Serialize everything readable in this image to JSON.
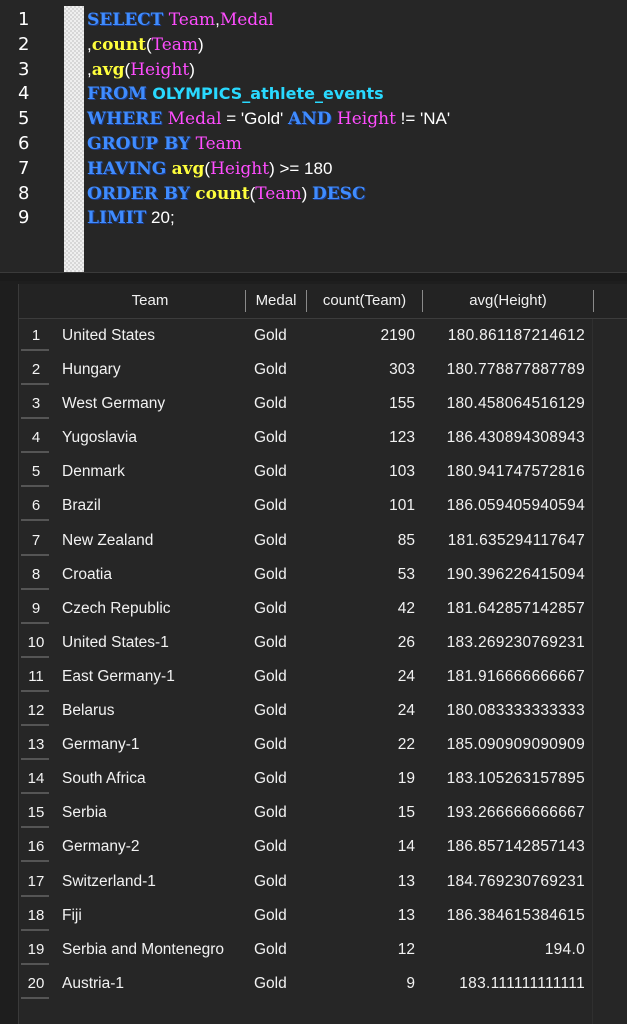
{
  "editor": {
    "line_numbers": [
      "1",
      "2",
      "3",
      "4",
      "5",
      "6",
      "7",
      "8",
      "9"
    ],
    "lines": [
      [
        {
          "t": "SELECT",
          "c": "kw"
        },
        {
          "t": " ",
          "c": ""
        },
        {
          "t": "Team",
          "c": "id"
        },
        {
          "t": ",",
          "c": "str"
        },
        {
          "t": "Medal",
          "c": "id"
        }
      ],
      [
        {
          "t": ",",
          "c": "str"
        },
        {
          "t": "count",
          "c": "fn"
        },
        {
          "t": "(",
          "c": "str"
        },
        {
          "t": "Team",
          "c": "id"
        },
        {
          "t": ")",
          "c": "str"
        }
      ],
      [
        {
          "t": ",",
          "c": "str"
        },
        {
          "t": "avg",
          "c": "fn"
        },
        {
          "t": "(",
          "c": "str"
        },
        {
          "t": "Height",
          "c": "id"
        },
        {
          "t": ")",
          "c": "str"
        }
      ],
      [
        {
          "t": "FROM",
          "c": "kw"
        },
        {
          "t": " ",
          "c": ""
        },
        {
          "t": "OLYMPICS_athlete_events",
          "c": "tbl"
        }
      ],
      [
        {
          "t": "WHERE",
          "c": "kw"
        },
        {
          "t": " ",
          "c": ""
        },
        {
          "t": "Medal",
          "c": "id"
        },
        {
          "t": " = 'Gold' ",
          "c": "str"
        },
        {
          "t": "AND",
          "c": "kw"
        },
        {
          "t": " ",
          "c": ""
        },
        {
          "t": "Height",
          "c": "id"
        },
        {
          "t": " != 'NA'",
          "c": "str"
        }
      ],
      [
        {
          "t": "GROUP BY",
          "c": "kw"
        },
        {
          "t": " ",
          "c": ""
        },
        {
          "t": "Team",
          "c": "id"
        }
      ],
      [
        {
          "t": "HAVING",
          "c": "kw"
        },
        {
          "t": " ",
          "c": ""
        },
        {
          "t": "avg",
          "c": "fn"
        },
        {
          "t": "(",
          "c": "str"
        },
        {
          "t": "Height",
          "c": "id"
        },
        {
          "t": ") >= 180",
          "c": "str"
        }
      ],
      [
        {
          "t": "ORDER BY",
          "c": "kw"
        },
        {
          "t": " ",
          "c": ""
        },
        {
          "t": "count",
          "c": "fn"
        },
        {
          "t": "(",
          "c": "str"
        },
        {
          "t": "Team",
          "c": "id"
        },
        {
          "t": ") ",
          "c": "str"
        },
        {
          "t": "DESC",
          "c": "kw"
        }
      ],
      [
        {
          "t": "LIMIT",
          "c": "kw"
        },
        {
          "t": " 20;",
          "c": "str"
        }
      ]
    ]
  },
  "results": {
    "columns": [
      "Team",
      "Medal",
      "count(Team)",
      "avg(Height)"
    ],
    "rows": [
      [
        "1",
        "United States",
        "Gold",
        "2190",
        "180.861187214612"
      ],
      [
        "2",
        "Hungary",
        "Gold",
        "303",
        "180.778877887789"
      ],
      [
        "3",
        "West Germany",
        "Gold",
        "155",
        "180.458064516129"
      ],
      [
        "4",
        "Yugoslavia",
        "Gold",
        "123",
        "186.430894308943"
      ],
      [
        "5",
        "Denmark",
        "Gold",
        "103",
        "180.941747572816"
      ],
      [
        "6",
        "Brazil",
        "Gold",
        "101",
        "186.059405940594"
      ],
      [
        "7",
        "New Zealand",
        "Gold",
        "85",
        "181.635294117647"
      ],
      [
        "8",
        "Croatia",
        "Gold",
        "53",
        "190.396226415094"
      ],
      [
        "9",
        "Czech Republic",
        "Gold",
        "42",
        "181.642857142857"
      ],
      [
        "10",
        "United States-1",
        "Gold",
        "26",
        "183.269230769231"
      ],
      [
        "11",
        "East Germany-1",
        "Gold",
        "24",
        "181.916666666667"
      ],
      [
        "12",
        "Belarus",
        "Gold",
        "24",
        "180.083333333333"
      ],
      [
        "13",
        "Germany-1",
        "Gold",
        "22",
        "185.090909090909"
      ],
      [
        "14",
        "South Africa",
        "Gold",
        "19",
        "183.105263157895"
      ],
      [
        "15",
        "Serbia",
        "Gold",
        "15",
        "193.266666666667"
      ],
      [
        "16",
        "Germany-2",
        "Gold",
        "14",
        "186.857142857143"
      ],
      [
        "17",
        "Switzerland-1",
        "Gold",
        "13",
        "184.769230769231"
      ],
      [
        "18",
        "Fiji",
        "Gold",
        "13",
        "186.384615384615"
      ],
      [
        "19",
        "Serbia and Montenegro",
        "Gold",
        "12",
        "194.0"
      ],
      [
        "20",
        "Austria-1",
        "Gold",
        "9",
        "183.111111111111"
      ]
    ]
  }
}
━━━━━━━━━━
WHAT YOU SHOULD DO: Quote the data above in full and without alteration; skip the pictures.

RESULT:
Serialize everything readable in this image to JSON.
{
  "editor": {
    "line_numbers": [
      "1",
      "2",
      "3",
      "4",
      "5",
      "6",
      "7",
      "8",
      "9"
    ],
    "lines": [
      [
        {
          "t": "SELECT",
          "c": "kw"
        },
        {
          "t": " ",
          "c": ""
        },
        {
          "t": "Team",
          "c": "id"
        },
        {
          "t": ",",
          "c": "str"
        },
        {
          "t": "Medal",
          "c": "id"
        }
      ],
      [
        {
          "t": ",",
          "c": "str"
        },
        {
          "t": "count",
          "c": "fn"
        },
        {
          "t": "(",
          "c": "str"
        },
        {
          "t": "Team",
          "c": "id"
        },
        {
          "t": ")",
          "c": "str"
        }
      ],
      [
        {
          "t": ",",
          "c": "str"
        },
        {
          "t": "avg",
          "c": "fn"
        },
        {
          "t": "(",
          "c": "str"
        },
        {
          "t": "Height",
          "c": "id"
        },
        {
          "t": ")",
          "c": "str"
        }
      ],
      [
        {
          "t": "FROM",
          "c": "kw"
        },
        {
          "t": " ",
          "c": ""
        },
        {
          "t": "OLYMPICS_athlete_events",
          "c": "tbl"
        }
      ],
      [
        {
          "t": "WHERE",
          "c": "kw"
        },
        {
          "t": " ",
          "c": ""
        },
        {
          "t": "Medal",
          "c": "id"
        },
        {
          "t": " = 'Gold' ",
          "c": "str"
        },
        {
          "t": "AND",
          "c": "kw"
        },
        {
          "t": " ",
          "c": ""
        },
        {
          "t": "Height",
          "c": "id"
        },
        {
          "t": " != 'NA'",
          "c": "str"
        }
      ],
      [
        {
          "t": "GROUP BY",
          "c": "kw"
        },
        {
          "t": " ",
          "c": ""
        },
        {
          "t": "Team",
          "c": "id"
        }
      ],
      [
        {
          "t": "HAVING",
          "c": "kw"
        },
        {
          "t": " ",
          "c": ""
        },
        {
          "t": "avg",
          "c": "fn"
        },
        {
          "t": "(",
          "c": "str"
        },
        {
          "t": "Height",
          "c": "id"
        },
        {
          "t": ") >= 180",
          "c": "str"
        }
      ],
      [
        {
          "t": "ORDER BY",
          "c": "kw"
        },
        {
          "t": " ",
          "c": ""
        },
        {
          "t": "count",
          "c": "fn"
        },
        {
          "t": "(",
          "c": "str"
        },
        {
          "t": "Team",
          "c": "id"
        },
        {
          "t": ") ",
          "c": "str"
        },
        {
          "t": "DESC",
          "c": "kw"
        }
      ],
      [
        {
          "t": "LIMIT",
          "c": "kw"
        },
        {
          "t": " 20;",
          "c": "str"
        }
      ]
    ]
  },
  "results": {
    "columns": [
      "Team",
      "Medal",
      "count(Team)",
      "avg(Height)"
    ],
    "rows": [
      [
        "1",
        "United States",
        "Gold",
        "2190",
        "180.861187214612"
      ],
      [
        "2",
        "Hungary",
        "Gold",
        "303",
        "180.778877887789"
      ],
      [
        "3",
        "West Germany",
        "Gold",
        "155",
        "180.458064516129"
      ],
      [
        "4",
        "Yugoslavia",
        "Gold",
        "123",
        "186.430894308943"
      ],
      [
        "5",
        "Denmark",
        "Gold",
        "103",
        "180.941747572816"
      ],
      [
        "6",
        "Brazil",
        "Gold",
        "101",
        "186.059405940594"
      ],
      [
        "7",
        "New Zealand",
        "Gold",
        "85",
        "181.635294117647"
      ],
      [
        "8",
        "Croatia",
        "Gold",
        "53",
        "190.396226415094"
      ],
      [
        "9",
        "Czech Republic",
        "Gold",
        "42",
        "181.642857142857"
      ],
      [
        "10",
        "United States-1",
        "Gold",
        "26",
        "183.269230769231"
      ],
      [
        "11",
        "East Germany-1",
        "Gold",
        "24",
        "181.916666666667"
      ],
      [
        "12",
        "Belarus",
        "Gold",
        "24",
        "180.083333333333"
      ],
      [
        "13",
        "Germany-1",
        "Gold",
        "22",
        "185.090909090909"
      ],
      [
        "14",
        "South Africa",
        "Gold",
        "19",
        "183.105263157895"
      ],
      [
        "15",
        "Serbia",
        "Gold",
        "15",
        "193.266666666667"
      ],
      [
        "16",
        "Germany-2",
        "Gold",
        "14",
        "186.857142857143"
      ],
      [
        "17",
        "Switzerland-1",
        "Gold",
        "13",
        "184.769230769231"
      ],
      [
        "18",
        "Fiji",
        "Gold",
        "13",
        "186.384615384615"
      ],
      [
        "19",
        "Serbia and Montenegro",
        "Gold",
        "12",
        "194.0"
      ],
      [
        "20",
        "Austria-1",
        "Gold",
        "9",
        "183.111111111111"
      ]
    ]
  }
}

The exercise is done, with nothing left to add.